## Exercise instructions
Reproduce each line of the entries below verbatim, from the first to the last.

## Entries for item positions
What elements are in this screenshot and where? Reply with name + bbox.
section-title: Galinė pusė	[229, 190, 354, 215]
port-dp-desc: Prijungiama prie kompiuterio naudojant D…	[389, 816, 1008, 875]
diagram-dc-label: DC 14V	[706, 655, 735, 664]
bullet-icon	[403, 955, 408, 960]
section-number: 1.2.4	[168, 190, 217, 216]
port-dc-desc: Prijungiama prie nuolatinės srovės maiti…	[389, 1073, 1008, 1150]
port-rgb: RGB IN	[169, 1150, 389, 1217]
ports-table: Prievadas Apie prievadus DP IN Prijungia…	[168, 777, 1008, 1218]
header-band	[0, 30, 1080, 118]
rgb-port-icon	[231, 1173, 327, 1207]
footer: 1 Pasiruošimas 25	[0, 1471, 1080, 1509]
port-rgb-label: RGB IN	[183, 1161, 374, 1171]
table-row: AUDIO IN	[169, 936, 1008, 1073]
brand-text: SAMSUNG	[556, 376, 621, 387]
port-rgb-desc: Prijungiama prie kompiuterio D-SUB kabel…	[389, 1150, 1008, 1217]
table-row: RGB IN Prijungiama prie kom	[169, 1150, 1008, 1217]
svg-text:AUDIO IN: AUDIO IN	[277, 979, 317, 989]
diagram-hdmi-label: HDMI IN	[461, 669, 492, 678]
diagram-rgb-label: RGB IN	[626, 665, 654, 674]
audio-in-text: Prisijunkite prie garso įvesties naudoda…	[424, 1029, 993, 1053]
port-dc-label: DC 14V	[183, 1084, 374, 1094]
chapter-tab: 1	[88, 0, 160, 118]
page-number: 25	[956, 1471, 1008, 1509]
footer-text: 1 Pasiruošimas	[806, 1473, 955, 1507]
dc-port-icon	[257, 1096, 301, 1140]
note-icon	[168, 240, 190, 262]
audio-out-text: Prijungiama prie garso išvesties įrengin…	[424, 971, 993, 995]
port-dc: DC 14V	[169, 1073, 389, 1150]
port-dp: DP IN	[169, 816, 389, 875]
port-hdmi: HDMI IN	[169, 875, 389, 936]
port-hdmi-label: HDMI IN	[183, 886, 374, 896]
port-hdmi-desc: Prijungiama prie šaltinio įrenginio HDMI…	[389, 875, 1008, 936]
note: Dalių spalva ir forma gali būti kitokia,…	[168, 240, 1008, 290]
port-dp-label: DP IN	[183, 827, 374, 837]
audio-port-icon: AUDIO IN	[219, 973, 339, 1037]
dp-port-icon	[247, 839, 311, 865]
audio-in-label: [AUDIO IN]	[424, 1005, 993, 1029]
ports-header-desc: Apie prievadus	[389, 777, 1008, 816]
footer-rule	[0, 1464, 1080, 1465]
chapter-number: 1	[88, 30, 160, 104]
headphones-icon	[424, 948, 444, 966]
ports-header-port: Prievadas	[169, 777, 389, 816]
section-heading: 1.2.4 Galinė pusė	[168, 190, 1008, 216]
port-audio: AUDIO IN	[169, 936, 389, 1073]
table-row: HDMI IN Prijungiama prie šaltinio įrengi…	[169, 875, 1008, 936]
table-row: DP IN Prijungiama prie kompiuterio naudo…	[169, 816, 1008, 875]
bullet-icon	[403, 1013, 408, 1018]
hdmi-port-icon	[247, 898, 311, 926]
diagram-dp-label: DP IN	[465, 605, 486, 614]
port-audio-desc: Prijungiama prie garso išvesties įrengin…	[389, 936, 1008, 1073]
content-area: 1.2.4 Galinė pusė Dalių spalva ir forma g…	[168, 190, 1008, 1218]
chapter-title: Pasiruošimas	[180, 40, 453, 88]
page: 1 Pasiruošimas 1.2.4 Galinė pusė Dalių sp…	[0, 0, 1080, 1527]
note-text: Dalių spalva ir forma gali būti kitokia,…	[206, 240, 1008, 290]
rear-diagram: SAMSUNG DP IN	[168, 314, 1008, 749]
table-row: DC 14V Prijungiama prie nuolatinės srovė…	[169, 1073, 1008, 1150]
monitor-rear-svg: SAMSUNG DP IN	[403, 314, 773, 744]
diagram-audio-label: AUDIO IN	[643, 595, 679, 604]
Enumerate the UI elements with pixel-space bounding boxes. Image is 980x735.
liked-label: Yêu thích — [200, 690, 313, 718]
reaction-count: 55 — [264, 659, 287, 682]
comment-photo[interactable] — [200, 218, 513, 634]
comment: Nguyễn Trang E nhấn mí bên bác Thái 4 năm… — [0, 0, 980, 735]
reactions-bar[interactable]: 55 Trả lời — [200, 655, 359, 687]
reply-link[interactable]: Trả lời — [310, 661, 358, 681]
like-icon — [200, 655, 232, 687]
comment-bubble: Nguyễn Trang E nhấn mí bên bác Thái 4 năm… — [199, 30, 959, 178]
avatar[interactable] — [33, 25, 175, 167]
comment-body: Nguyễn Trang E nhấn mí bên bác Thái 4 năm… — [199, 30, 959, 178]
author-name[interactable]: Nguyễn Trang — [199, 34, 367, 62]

## Solution for this exercise
What elements are in this screenshot and where? Reply with name + bbox.
section-title: Galinė pusė	[229, 190, 354, 215]
port-dp-desc: Prijungiama prie kompiuterio naudojant D…	[389, 816, 1008, 875]
diagram-dc-label: DC 14V	[706, 655, 735, 664]
bullet-icon	[403, 955, 408, 960]
section-number: 1.2.4	[168, 190, 217, 216]
port-dc-desc: Prijungiama prie nuolatinės srovės maiti…	[389, 1073, 1008, 1150]
port-rgb: RGB IN	[169, 1150, 389, 1217]
ports-table: Prievadas Apie prievadus DP IN Prijungia…	[168, 777, 1008, 1218]
header-band	[0, 30, 1080, 118]
rgb-port-icon	[231, 1173, 327, 1207]
footer: 1 Pasiruošimas 25	[0, 1471, 1080, 1509]
port-rgb-label: RGB IN	[183, 1161, 374, 1171]
table-row: AUDIO IN	[169, 936, 1008, 1073]
brand-text: SAMSUNG	[556, 376, 621, 387]
port-rgb-desc: Prijungiama prie kompiuterio D-SUB kabel…	[389, 1150, 1008, 1217]
table-row: RGB IN Prijungiama prie kom	[169, 1150, 1008, 1217]
svg-text:AUDIO IN: AUDIO IN	[277, 979, 317, 989]
diagram-hdmi-label: HDMI IN	[461, 669, 492, 678]
diagram-rgb-label: RGB IN	[626, 665, 654, 674]
audio-in-text: Prisijunkite prie garso įvesties naudoda…	[424, 1029, 993, 1053]
port-dc-label: DC 14V	[183, 1084, 374, 1094]
chapter-tab: 1	[88, 0, 160, 118]
page-number: 25	[956, 1471, 1008, 1509]
footer-text: 1 Pasiruošimas	[806, 1473, 955, 1507]
dc-port-icon	[257, 1096, 301, 1140]
note-icon	[168, 240, 190, 262]
audio-out-text: Prijungiama prie garso išvesties įrengin…	[424, 971, 993, 995]
port-dc: DC 14V	[169, 1073, 389, 1150]
port-dp: DP IN	[169, 816, 389, 875]
port-hdmi: HDMI IN	[169, 875, 389, 936]
port-hdmi-label: HDMI IN	[183, 886, 374, 896]
port-hdmi-desc: Prijungiama prie šaltinio įrenginio HDMI…	[389, 875, 1008, 936]
note: Dalių spalva ir forma gali būti kitokia,…	[168, 240, 1008, 290]
port-dp-label: DP IN	[183, 827, 374, 837]
audio-port-icon: AUDIO IN	[219, 973, 339, 1037]
dp-port-icon	[247, 839, 311, 865]
audio-in-label: [AUDIO IN]	[424, 1005, 993, 1029]
ports-header-desc: Apie prievadus	[389, 777, 1008, 816]
footer-rule	[0, 1464, 1080, 1465]
chapter-number: 1	[88, 30, 160, 104]
headphones-icon	[424, 948, 444, 966]
ports-header-port: Prievadas	[169, 777, 389, 816]
section-heading: 1.2.4 Galinė pusė	[168, 190, 1008, 216]
port-audio: AUDIO IN	[169, 936, 389, 1073]
table-row: HDMI IN Prijungiama prie šaltinio įrengi…	[169, 875, 1008, 936]
table-row: DP IN Prijungiama prie kompiuterio naudo…	[169, 816, 1008, 875]
bullet-icon	[403, 1013, 408, 1018]
hdmi-port-icon	[247, 898, 311, 926]
diagram-dp-label: DP IN	[465, 605, 486, 614]
port-audio-desc: Prijungiama prie garso išvesties įrengin…	[389, 936, 1008, 1073]
content-area: 1.2.4 Galinė pusė Dalių spalva ir forma g…	[168, 190, 1008, 1218]
chapter-title: Pasiruošimas	[180, 40, 453, 88]
page: 1 Pasiruošimas 1.2.4 Galinė pusė Dalių sp…	[0, 0, 1080, 1527]
note-text: Dalių spalva ir forma gali būti kitokia,…	[206, 240, 1008, 290]
rear-diagram: SAMSUNG DP IN	[168, 314, 1008, 749]
table-row: DC 14V Prijungiama prie nuolatinės srovė…	[169, 1073, 1008, 1150]
monitor-rear-svg: SAMSUNG DP IN	[403, 314, 773, 744]
diagram-audio-label: AUDIO IN	[643, 595, 679, 604]
Enumerate the UI elements with pixel-space bounding boxes. Image is 980x735.
liked-label: Yêu thích — [200, 690, 313, 718]
reaction-count: 55 — [264, 659, 287, 682]
comment-photo[interactable] — [200, 218, 513, 634]
comment: Nguyễn Trang E nhấn mí bên bác Thái 4 năm… — [0, 0, 980, 735]
reactions-bar[interactable]: 55 Trả lời — [200, 655, 359, 687]
reply-link[interactable]: Trả lời — [310, 661, 358, 681]
like-icon — [200, 655, 232, 687]
comment-bubble: Nguyễn Trang E nhấn mí bên bác Thái 4 năm… — [199, 30, 959, 178]
avatar[interactable] — [33, 25, 175, 167]
comment-body: Nguyễn Trang E nhấn mí bên bác Thái 4 năm… — [199, 30, 959, 178]
author-name[interactable]: Nguyễn Trang — [199, 34, 367, 62]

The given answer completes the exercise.